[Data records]
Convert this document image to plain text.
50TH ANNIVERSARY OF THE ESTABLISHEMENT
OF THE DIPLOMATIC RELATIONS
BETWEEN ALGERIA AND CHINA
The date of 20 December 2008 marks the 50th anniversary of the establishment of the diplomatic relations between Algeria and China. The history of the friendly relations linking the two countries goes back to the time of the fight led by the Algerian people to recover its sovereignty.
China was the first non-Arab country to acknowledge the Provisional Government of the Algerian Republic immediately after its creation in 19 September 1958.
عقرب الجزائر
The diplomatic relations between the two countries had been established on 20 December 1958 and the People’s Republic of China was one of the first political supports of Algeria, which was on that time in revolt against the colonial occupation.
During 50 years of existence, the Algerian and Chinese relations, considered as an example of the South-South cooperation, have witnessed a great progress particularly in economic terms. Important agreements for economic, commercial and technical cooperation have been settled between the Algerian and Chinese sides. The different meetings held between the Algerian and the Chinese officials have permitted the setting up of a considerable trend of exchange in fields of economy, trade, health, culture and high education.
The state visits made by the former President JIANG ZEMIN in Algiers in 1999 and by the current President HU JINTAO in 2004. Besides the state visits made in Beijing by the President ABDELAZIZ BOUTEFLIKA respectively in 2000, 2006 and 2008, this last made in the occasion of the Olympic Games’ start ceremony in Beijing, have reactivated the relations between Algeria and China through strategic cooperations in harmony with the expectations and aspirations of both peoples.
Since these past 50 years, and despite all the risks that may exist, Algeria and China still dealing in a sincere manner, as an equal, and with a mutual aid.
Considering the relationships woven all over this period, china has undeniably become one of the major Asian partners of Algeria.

- [Short task]: Reproduce every record above exactly as it appears.

- [Reply to the task]:
Convert this document image to plain text.
50TH ANNIVERSARY OF THE ESTABLISHEMENT
OF THE DIPLOMATIC RELATIONS
BETWEEN ALGERIA AND CHINA
The date of 20 December 2008 marks the 50th anniversary of the establishment of the diplomatic relations between Algeria and China. The history of the friendly relations linking the two countries goes back to the time of the fight led by the Algerian people to recover its sovereignty.
China was the first non-Arab country to acknowledge the Provisional Government of the Algerian Republic immediately after its creation in 19 September 1958.
عقرب الجزائر
The diplomatic relations between the two countries had been established on 20 December 1958 and the People’s Republic of China was one of the first political supports of Algeria, which was on that time in revolt against the colonial occupation.
During 50 years of existence, the Algerian and Chinese relations, considered as an example of the South-South cooperation, have witnessed a great progress particularly in economic terms. Important agreements for economic, commercial and technical cooperation have been settled between the Algerian and Chinese sides. The different meetings held between the Algerian and the Chinese officials have permitted the setting up of a considerable trend of exchange in fields of economy, trade, health, culture and high education.
The state visits made by the former President JIANG ZEMIN in Algiers in 1999 and by the current President HU JINTAO in 2004. Besides the state visits made in Beijing by the President ABDELAZIZ BOUTEFLIKA respectively in 2000, 2006 and 2008, this last made in the occasion of the Olympic Games’ start ceremony in Beijing, have reactivated the relations between Algeria and China through strategic cooperations in harmony with the expectations and aspirations of both peoples.
Since these past 50 years, and despite all the risks that may exist, Algeria and China still dealing in a sincere manner, as an equal, and with a mutual aid.
Considering the relationships woven all over this period, china has undeniably become one of the major Asian partners of Algeria.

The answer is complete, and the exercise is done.